### [Brief]
From the entries provided below, copy each line that contains the word "expert".

•••••

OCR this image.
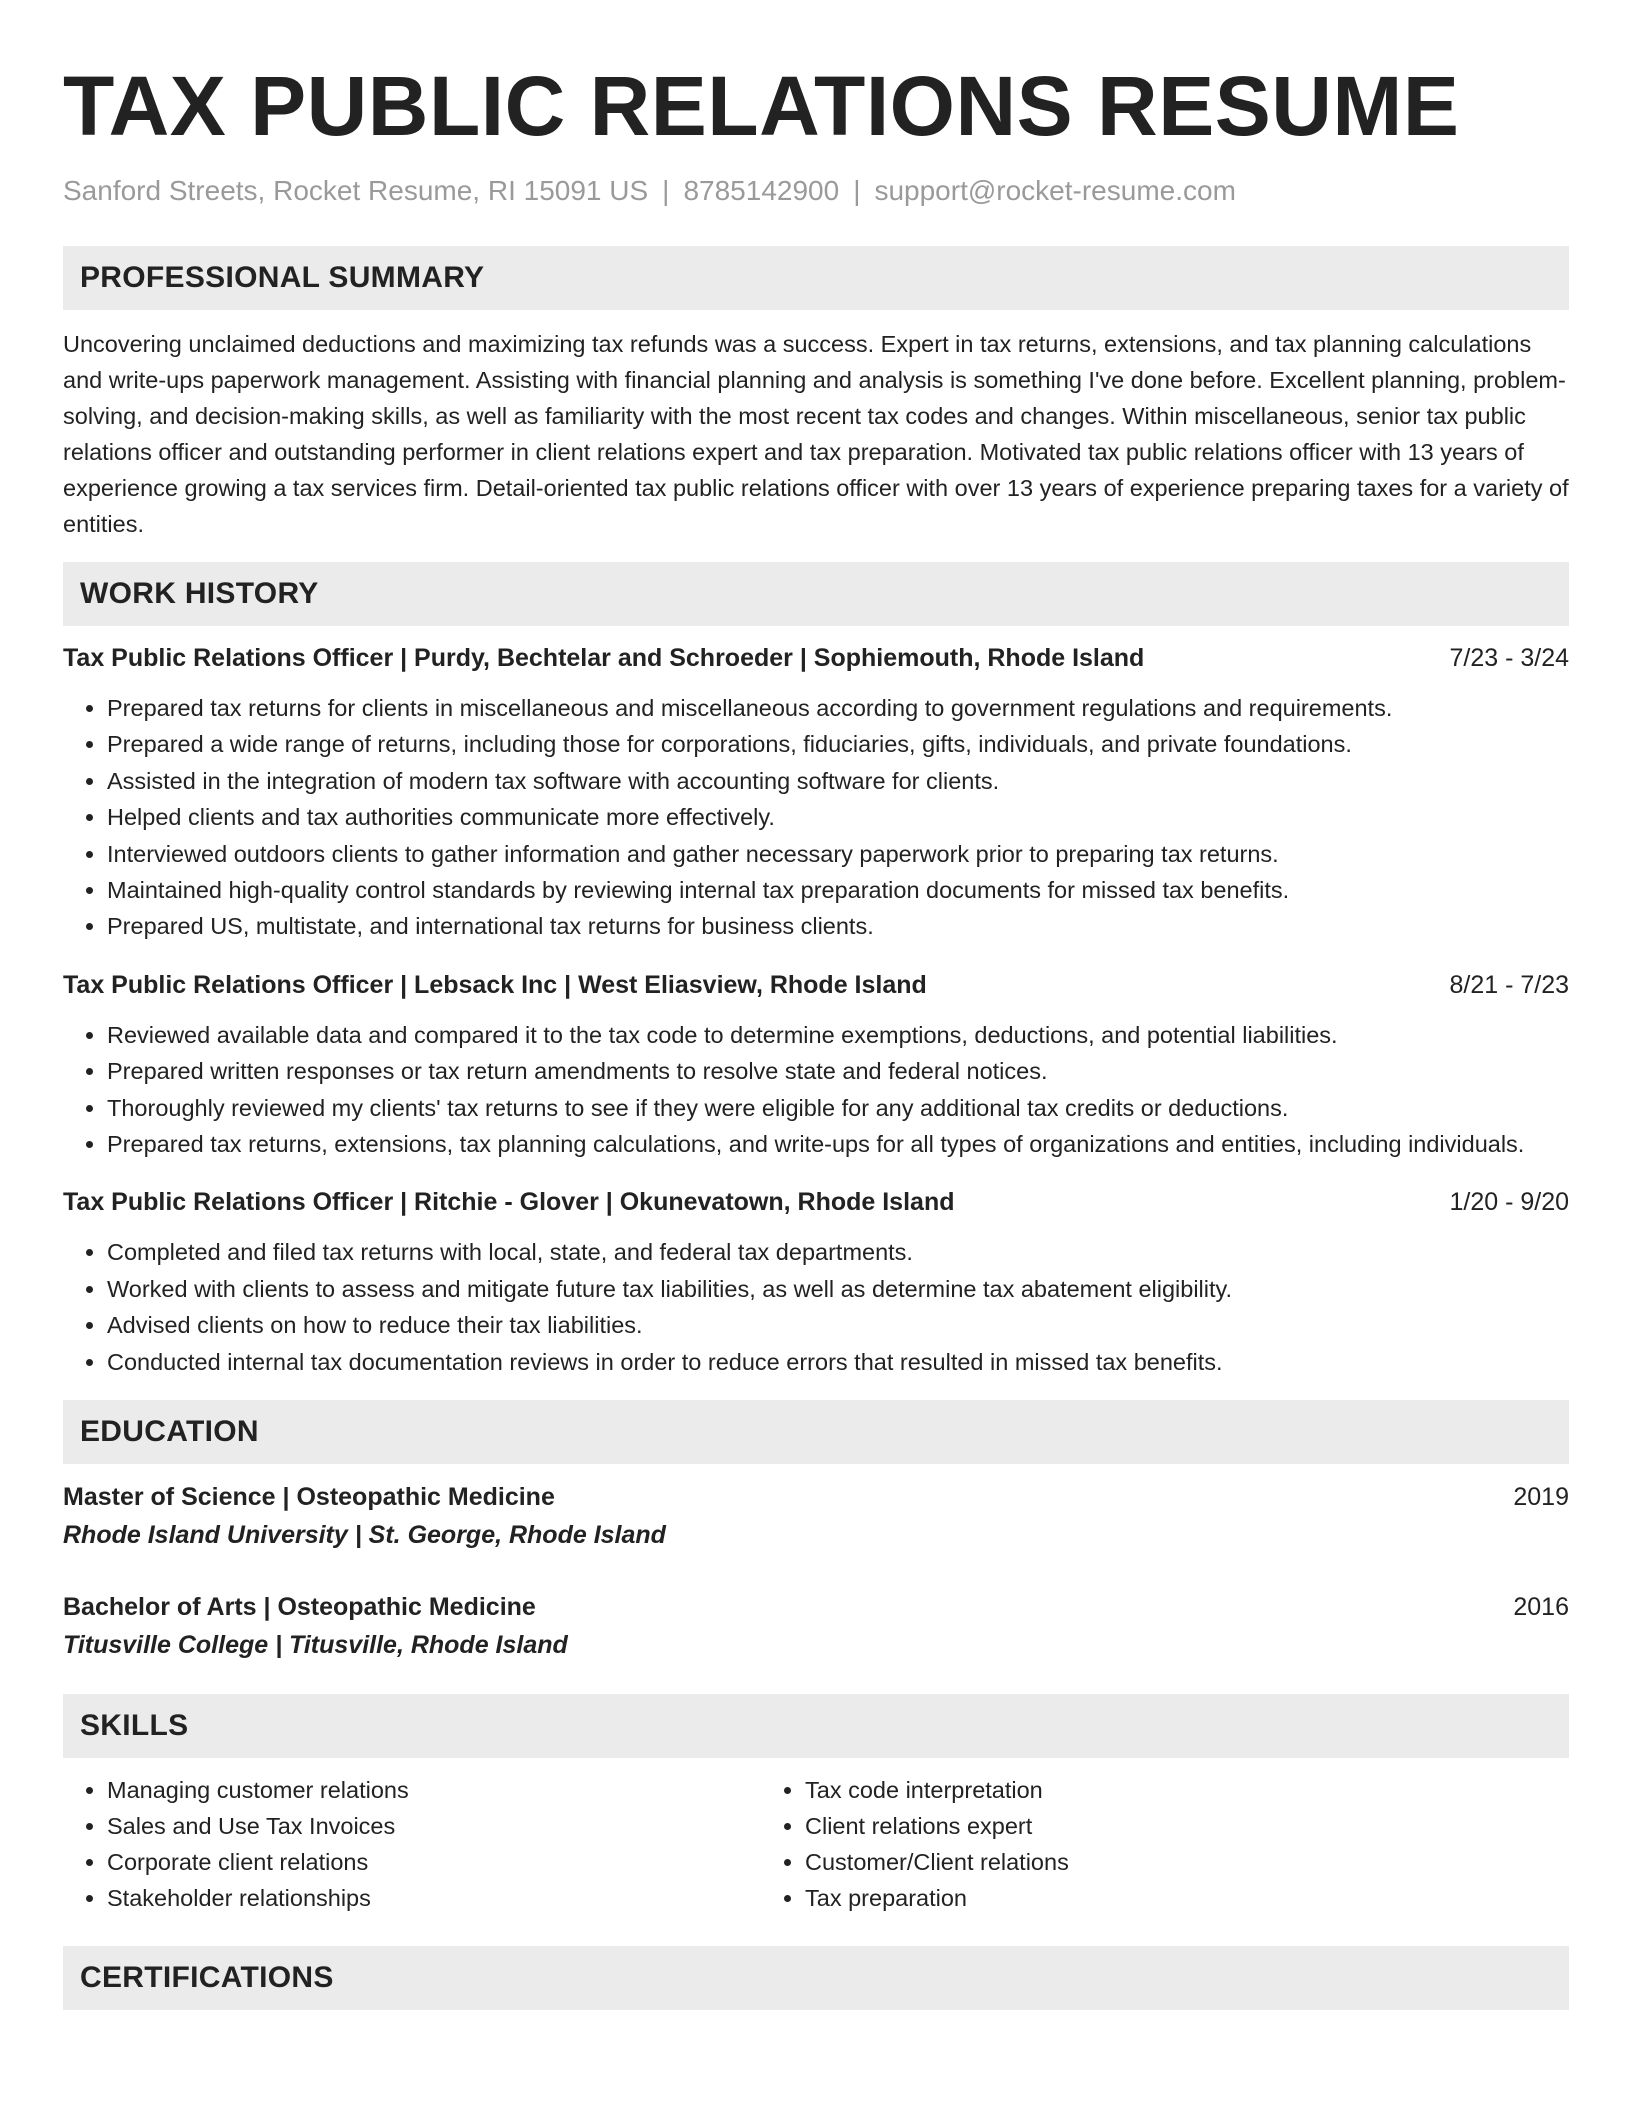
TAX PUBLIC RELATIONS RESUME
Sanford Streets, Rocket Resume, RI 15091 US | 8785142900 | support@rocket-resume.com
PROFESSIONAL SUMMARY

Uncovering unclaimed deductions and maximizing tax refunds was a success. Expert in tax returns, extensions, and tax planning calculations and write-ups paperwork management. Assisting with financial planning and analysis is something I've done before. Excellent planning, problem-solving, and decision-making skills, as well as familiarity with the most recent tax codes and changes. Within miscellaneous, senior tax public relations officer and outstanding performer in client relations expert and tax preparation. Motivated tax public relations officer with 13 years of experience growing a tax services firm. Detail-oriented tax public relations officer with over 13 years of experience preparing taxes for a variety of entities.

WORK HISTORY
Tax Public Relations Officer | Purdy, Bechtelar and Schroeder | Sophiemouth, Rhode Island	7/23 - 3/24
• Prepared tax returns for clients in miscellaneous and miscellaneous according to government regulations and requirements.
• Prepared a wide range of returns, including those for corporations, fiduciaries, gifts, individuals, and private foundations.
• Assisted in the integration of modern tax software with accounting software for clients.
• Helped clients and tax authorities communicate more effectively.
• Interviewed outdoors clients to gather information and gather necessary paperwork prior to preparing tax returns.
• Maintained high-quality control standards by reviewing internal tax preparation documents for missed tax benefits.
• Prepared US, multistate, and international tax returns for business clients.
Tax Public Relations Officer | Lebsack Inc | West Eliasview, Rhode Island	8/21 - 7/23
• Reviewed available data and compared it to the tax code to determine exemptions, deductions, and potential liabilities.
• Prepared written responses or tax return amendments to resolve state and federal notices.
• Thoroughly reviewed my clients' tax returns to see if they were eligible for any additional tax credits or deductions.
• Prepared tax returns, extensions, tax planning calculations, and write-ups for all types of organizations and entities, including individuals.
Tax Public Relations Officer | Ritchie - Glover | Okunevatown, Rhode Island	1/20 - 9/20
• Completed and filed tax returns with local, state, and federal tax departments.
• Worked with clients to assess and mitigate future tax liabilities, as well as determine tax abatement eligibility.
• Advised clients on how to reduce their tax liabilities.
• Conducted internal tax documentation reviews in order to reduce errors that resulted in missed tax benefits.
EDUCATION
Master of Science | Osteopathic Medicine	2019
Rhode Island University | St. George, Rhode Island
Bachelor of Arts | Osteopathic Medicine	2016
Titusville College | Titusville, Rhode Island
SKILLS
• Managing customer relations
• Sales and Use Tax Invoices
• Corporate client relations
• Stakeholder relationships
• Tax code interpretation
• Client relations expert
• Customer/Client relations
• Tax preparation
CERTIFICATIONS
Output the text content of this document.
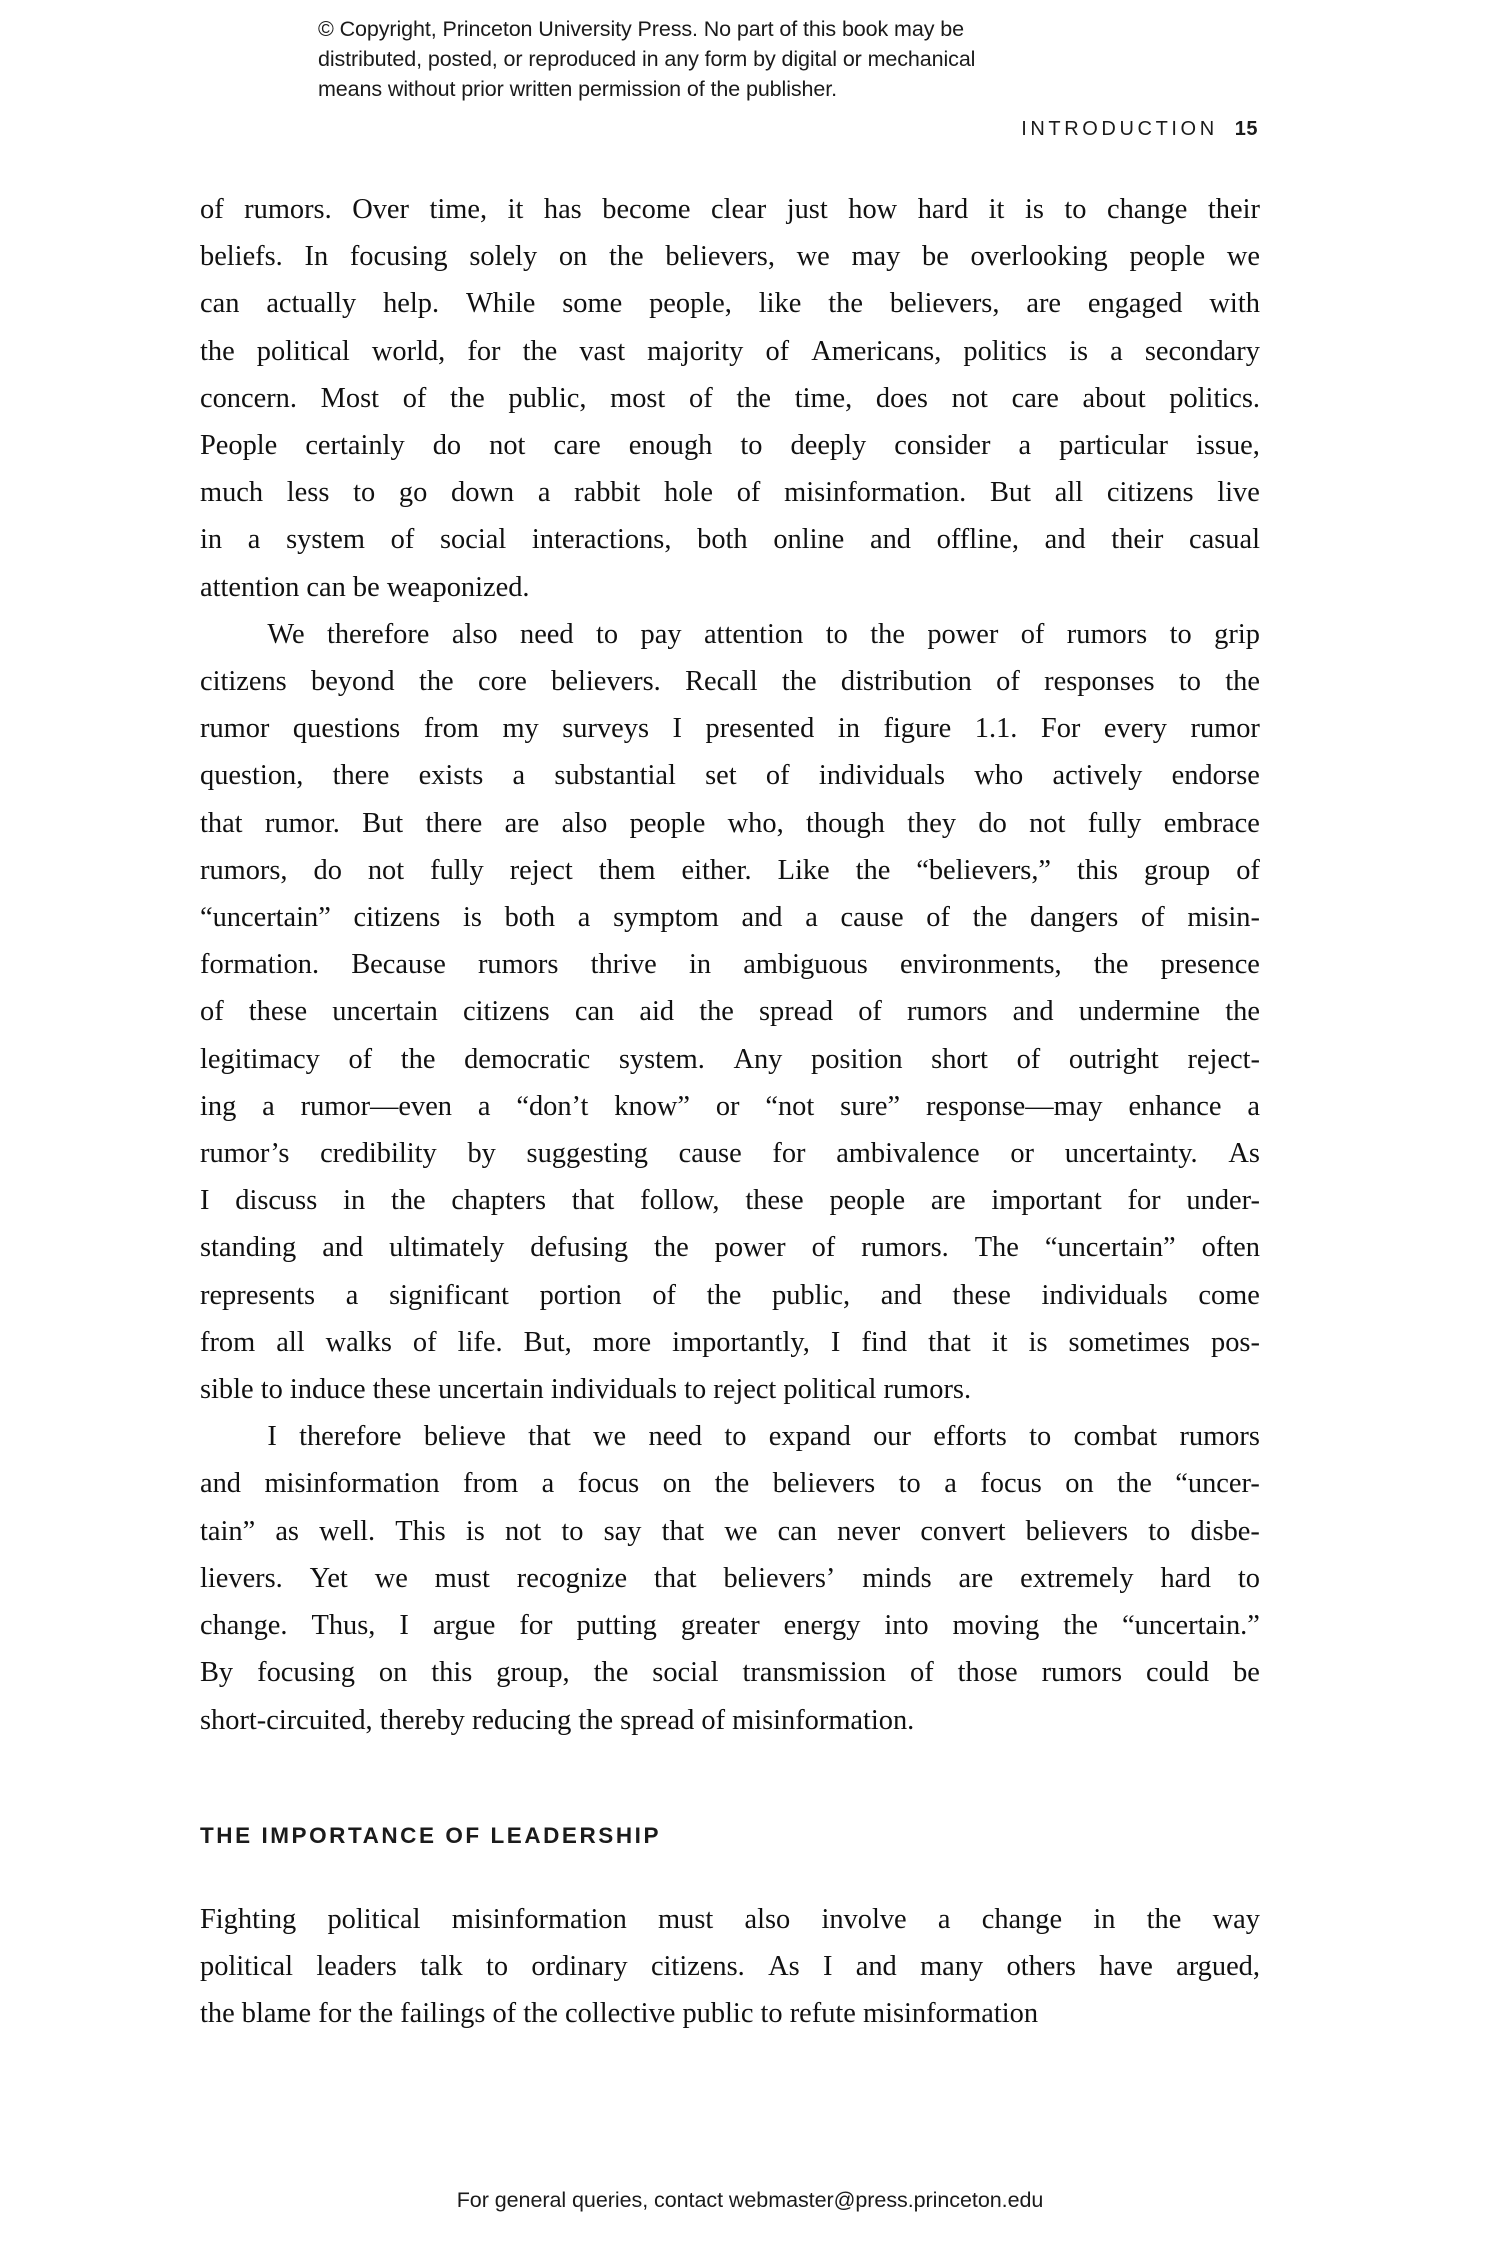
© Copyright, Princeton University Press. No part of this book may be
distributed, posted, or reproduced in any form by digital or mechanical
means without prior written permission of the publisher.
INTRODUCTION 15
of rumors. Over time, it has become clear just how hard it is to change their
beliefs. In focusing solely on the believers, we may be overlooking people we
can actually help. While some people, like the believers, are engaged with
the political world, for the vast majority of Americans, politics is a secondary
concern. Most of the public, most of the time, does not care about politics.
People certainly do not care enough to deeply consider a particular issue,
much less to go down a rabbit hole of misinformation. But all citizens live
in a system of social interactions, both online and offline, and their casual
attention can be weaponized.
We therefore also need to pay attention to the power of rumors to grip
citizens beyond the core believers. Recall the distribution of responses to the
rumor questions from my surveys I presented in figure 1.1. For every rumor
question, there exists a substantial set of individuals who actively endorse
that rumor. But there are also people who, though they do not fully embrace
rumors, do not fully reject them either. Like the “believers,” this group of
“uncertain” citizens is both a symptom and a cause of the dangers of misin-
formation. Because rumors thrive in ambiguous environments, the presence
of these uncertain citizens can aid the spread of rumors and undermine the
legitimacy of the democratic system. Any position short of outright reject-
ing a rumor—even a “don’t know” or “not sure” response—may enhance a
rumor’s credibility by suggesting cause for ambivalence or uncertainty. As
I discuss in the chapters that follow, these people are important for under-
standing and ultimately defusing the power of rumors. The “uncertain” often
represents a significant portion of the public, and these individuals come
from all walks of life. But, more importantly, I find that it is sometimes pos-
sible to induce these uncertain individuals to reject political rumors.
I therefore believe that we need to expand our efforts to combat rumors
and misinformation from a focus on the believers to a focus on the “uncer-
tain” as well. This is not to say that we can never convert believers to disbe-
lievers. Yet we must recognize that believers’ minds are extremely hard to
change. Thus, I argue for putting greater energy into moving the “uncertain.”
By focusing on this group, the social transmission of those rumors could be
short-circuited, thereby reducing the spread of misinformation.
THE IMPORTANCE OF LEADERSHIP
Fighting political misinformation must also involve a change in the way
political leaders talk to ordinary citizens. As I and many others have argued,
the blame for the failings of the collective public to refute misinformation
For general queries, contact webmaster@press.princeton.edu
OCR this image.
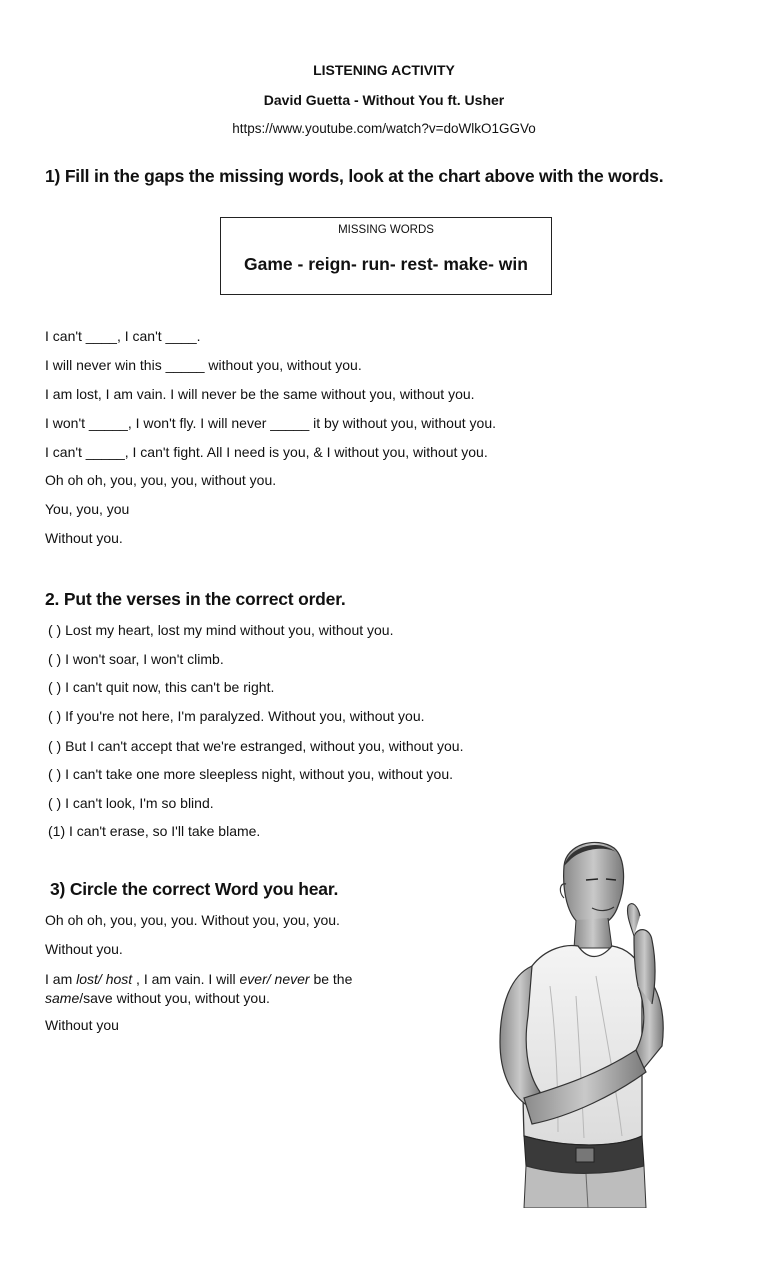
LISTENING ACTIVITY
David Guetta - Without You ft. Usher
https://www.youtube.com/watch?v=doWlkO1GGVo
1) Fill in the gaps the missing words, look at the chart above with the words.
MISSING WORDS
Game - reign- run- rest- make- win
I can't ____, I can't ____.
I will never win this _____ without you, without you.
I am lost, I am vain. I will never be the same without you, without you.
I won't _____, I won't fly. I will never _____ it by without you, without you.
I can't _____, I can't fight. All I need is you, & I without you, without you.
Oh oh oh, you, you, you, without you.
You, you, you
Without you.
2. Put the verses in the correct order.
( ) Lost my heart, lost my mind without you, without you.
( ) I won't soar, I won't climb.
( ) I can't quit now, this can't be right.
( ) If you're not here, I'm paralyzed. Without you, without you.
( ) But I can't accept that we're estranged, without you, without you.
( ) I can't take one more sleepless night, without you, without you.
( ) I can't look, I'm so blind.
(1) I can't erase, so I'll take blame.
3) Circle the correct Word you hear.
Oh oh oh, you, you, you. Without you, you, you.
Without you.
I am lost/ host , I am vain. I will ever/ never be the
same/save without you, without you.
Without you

•••••

### [Correct output]
Uncovering unclaimed deductions and maximizing tax refunds was a success. Expert in tax returns, extensions, and tax planning calculations and write-ups paperwork management. Assisting with financial planning and analysis is something I've done before. Excellent planning, problem-solving, and decision-making skills, as well as familiarity with the most recent tax codes and changes. Within miscellaneous, senior tax public relations officer and outstanding performer in client relations expert and tax preparation. Motivated tax public relations officer with 13 years of experience growing a tax services firm. Detail-oriented tax public relations officer with over 13 years of experience preparing taxes for a variety of entities.
• Client relations expert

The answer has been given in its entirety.